[Collected data]
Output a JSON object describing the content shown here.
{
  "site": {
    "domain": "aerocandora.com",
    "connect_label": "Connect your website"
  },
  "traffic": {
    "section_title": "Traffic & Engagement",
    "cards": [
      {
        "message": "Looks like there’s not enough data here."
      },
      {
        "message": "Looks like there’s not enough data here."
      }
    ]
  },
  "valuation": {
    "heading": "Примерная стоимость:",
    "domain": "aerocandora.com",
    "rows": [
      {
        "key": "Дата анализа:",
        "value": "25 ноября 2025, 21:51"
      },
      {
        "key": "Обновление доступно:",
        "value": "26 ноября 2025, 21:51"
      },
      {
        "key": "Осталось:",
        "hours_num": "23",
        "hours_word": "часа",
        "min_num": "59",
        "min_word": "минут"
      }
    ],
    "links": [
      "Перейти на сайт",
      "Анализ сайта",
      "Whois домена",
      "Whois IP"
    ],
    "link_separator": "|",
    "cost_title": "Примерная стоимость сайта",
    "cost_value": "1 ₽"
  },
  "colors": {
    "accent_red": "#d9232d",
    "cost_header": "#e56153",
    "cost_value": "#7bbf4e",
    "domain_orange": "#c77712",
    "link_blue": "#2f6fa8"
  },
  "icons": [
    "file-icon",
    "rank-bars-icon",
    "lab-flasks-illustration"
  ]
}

TASK OBJECTIVE:
Select the lines that carry the string "Примерная" and copy them.

THE OUTPUT:
    "heading": "Примерная стоимость:",
    "cost_title": "Примерная стоимость сайта",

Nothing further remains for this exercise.